Work out how many lines of the records contain "灵魂印记". Answer with the number and nothing else.

-- Start --

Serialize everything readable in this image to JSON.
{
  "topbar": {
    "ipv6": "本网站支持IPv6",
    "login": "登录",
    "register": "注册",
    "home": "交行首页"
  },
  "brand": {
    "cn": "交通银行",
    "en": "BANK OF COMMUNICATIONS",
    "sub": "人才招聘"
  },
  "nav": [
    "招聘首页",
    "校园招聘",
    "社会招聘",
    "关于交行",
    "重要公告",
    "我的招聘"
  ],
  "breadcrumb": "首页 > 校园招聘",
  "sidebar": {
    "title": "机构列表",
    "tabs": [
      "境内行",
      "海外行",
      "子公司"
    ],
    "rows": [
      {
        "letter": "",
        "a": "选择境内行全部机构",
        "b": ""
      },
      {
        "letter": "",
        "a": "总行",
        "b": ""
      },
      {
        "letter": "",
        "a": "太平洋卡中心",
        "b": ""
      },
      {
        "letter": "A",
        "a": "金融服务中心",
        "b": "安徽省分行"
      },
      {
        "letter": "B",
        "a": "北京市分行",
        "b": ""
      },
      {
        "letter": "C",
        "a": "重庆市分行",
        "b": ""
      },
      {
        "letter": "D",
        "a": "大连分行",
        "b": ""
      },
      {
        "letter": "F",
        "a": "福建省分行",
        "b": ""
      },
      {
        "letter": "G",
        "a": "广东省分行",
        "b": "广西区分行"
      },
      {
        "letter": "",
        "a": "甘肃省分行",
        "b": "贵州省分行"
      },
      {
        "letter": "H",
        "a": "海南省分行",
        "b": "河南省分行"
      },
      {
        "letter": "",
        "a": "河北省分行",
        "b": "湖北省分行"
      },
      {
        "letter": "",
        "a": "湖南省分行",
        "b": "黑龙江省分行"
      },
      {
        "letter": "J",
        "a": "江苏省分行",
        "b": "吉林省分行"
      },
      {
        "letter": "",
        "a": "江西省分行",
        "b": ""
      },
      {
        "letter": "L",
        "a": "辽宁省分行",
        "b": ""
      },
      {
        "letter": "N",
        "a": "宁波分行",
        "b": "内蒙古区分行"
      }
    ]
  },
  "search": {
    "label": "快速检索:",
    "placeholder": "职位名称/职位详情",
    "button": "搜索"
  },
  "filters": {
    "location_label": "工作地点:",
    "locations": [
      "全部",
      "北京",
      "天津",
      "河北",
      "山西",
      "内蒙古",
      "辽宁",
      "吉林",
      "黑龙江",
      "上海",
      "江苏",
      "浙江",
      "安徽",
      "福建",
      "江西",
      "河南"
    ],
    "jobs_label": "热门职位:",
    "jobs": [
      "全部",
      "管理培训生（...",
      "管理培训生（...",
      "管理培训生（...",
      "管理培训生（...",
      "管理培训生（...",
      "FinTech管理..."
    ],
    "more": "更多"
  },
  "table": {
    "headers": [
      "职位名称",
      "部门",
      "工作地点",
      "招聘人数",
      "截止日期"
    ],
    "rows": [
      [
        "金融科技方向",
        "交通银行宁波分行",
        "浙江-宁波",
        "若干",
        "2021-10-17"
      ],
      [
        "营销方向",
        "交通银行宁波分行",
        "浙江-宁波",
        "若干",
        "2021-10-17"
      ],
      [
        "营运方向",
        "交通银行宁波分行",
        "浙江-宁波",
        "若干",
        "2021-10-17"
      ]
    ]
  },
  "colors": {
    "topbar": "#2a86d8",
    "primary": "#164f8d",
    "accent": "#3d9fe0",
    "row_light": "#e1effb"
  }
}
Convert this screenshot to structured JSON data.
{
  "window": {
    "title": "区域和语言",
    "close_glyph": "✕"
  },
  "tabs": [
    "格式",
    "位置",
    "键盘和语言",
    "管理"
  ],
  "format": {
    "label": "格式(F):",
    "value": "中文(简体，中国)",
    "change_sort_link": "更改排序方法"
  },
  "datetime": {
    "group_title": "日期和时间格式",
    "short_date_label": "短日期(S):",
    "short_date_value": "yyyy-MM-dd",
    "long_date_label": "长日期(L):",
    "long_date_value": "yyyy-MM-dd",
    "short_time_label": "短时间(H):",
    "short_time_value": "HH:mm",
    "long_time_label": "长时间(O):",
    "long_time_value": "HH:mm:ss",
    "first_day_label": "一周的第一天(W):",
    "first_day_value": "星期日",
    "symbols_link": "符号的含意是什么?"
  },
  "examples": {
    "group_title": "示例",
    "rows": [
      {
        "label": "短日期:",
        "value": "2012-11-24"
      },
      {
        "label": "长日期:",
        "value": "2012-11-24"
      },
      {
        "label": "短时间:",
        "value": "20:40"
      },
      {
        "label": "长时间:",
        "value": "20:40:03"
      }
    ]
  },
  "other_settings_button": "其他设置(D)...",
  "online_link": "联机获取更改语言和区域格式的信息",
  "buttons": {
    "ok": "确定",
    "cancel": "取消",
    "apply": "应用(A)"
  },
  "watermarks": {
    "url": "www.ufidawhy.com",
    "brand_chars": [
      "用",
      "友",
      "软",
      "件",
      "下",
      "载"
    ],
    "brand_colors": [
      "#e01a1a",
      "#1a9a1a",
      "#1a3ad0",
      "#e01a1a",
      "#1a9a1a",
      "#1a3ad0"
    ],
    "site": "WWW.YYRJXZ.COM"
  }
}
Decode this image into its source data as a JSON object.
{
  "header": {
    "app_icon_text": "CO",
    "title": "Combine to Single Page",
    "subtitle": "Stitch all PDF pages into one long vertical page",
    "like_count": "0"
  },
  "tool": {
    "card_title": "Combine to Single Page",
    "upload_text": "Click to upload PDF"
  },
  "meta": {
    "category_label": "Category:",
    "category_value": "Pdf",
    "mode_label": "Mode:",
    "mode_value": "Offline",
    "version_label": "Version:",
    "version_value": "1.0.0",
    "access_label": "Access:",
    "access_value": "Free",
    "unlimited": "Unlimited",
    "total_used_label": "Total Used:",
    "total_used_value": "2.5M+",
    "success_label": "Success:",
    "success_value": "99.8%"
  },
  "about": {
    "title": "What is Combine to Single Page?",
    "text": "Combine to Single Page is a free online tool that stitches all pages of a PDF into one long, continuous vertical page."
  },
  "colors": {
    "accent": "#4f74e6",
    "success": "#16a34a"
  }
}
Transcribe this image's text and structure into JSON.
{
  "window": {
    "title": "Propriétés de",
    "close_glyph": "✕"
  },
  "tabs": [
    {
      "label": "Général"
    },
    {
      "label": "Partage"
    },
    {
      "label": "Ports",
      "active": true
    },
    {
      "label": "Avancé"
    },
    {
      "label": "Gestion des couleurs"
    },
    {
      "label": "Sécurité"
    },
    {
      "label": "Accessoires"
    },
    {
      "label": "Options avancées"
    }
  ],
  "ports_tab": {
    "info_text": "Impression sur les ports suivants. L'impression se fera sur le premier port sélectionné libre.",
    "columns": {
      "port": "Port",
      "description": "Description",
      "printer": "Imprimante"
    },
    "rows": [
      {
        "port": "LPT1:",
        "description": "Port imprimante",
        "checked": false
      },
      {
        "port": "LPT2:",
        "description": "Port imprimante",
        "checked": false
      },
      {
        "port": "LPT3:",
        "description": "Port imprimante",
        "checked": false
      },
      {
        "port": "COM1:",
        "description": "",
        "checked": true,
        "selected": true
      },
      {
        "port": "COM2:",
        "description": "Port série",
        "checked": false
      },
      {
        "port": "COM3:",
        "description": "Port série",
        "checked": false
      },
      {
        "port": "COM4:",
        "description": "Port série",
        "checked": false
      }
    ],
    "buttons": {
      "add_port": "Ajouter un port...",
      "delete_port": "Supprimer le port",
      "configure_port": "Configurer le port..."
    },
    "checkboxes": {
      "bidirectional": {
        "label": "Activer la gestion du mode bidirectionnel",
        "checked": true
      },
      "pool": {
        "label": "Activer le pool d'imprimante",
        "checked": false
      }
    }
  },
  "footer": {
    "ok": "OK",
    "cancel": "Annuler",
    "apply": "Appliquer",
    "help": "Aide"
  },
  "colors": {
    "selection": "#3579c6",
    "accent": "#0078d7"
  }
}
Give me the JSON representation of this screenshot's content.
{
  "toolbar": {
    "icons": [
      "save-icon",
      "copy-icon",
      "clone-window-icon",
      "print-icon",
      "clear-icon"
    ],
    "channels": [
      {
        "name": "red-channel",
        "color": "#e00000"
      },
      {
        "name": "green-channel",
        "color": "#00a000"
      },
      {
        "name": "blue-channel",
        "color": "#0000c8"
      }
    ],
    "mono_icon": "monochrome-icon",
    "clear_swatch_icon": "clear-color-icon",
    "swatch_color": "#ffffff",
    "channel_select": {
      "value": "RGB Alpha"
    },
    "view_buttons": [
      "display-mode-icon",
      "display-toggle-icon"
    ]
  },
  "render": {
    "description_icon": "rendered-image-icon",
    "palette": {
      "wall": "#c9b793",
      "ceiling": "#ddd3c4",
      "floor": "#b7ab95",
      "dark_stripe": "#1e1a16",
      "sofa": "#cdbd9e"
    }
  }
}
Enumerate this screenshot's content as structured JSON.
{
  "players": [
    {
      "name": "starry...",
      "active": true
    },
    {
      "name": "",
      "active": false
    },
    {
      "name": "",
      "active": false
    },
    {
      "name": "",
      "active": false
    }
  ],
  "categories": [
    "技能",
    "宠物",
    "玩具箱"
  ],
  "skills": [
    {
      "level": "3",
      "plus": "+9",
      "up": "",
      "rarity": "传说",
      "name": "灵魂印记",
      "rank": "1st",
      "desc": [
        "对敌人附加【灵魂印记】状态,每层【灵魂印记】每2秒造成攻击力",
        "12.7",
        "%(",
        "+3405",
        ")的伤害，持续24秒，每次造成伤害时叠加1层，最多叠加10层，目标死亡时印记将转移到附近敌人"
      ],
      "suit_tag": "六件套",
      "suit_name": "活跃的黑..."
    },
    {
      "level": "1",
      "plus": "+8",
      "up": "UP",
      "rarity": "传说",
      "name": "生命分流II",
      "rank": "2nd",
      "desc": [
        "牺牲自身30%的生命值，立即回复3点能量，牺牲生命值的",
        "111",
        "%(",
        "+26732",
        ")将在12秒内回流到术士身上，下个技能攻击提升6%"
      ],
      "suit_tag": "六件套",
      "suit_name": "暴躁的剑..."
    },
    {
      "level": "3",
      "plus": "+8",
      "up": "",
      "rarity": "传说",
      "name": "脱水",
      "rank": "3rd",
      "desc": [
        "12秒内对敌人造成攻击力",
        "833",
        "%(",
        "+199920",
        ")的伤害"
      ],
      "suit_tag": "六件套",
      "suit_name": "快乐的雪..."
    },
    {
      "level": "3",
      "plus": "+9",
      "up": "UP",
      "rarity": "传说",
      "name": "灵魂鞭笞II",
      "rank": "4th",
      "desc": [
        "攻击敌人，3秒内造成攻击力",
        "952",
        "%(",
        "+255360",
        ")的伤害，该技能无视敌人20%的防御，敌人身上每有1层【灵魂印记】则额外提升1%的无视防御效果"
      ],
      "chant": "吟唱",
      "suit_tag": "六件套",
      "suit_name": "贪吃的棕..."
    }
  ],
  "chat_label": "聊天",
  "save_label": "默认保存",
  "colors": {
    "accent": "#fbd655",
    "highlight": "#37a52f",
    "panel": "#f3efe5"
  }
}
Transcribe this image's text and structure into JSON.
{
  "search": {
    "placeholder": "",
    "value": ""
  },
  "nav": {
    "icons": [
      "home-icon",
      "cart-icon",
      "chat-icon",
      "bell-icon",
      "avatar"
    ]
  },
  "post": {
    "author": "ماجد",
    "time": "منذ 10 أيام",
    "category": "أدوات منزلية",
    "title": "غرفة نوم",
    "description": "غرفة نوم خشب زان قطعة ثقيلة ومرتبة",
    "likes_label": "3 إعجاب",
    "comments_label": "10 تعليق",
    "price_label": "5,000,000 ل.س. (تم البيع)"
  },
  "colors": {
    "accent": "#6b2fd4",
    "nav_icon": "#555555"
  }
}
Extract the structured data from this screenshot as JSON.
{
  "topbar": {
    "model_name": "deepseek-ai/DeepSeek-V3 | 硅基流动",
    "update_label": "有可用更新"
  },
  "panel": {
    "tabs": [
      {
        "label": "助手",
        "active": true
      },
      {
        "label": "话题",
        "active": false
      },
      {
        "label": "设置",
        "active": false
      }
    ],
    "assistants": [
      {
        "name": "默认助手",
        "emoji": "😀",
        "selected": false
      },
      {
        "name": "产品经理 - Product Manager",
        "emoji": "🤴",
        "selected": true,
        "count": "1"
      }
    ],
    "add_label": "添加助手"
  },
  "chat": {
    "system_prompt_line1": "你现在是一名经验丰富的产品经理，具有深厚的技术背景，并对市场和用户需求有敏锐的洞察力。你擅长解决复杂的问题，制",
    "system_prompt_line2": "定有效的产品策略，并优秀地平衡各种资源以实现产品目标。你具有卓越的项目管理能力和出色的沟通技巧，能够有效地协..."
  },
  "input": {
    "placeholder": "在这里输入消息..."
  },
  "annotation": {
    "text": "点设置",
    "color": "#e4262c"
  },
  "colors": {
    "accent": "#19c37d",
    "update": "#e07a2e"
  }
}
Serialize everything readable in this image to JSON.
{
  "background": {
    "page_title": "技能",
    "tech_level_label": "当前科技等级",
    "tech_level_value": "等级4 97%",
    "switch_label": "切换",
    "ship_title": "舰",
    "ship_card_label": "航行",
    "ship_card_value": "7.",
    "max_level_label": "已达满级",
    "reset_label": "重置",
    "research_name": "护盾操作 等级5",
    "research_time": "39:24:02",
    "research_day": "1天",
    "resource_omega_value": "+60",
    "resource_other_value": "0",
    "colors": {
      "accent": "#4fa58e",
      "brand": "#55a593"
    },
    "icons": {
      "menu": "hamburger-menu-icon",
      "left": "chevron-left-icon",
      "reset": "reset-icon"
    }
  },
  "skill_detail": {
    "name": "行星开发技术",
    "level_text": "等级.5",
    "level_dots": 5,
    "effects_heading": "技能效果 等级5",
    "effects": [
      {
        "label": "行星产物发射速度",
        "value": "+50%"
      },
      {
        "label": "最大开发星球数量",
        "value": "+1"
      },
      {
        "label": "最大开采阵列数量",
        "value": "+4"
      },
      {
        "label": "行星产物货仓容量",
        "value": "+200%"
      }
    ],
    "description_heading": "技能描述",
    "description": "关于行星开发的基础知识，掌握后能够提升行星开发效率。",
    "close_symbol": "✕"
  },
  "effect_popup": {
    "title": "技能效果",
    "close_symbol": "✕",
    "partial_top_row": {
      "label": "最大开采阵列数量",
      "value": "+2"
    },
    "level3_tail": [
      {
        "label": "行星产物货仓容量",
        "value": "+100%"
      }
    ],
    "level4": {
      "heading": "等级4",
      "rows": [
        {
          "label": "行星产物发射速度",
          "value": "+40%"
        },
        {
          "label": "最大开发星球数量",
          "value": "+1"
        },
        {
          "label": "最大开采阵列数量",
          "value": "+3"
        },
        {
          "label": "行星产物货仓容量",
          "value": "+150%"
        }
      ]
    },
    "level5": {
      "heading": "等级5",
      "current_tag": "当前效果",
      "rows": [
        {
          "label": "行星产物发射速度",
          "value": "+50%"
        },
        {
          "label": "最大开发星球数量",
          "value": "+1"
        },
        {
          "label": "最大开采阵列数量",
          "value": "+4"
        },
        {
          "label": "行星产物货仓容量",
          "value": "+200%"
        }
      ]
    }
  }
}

-- End --

RESULT :: 3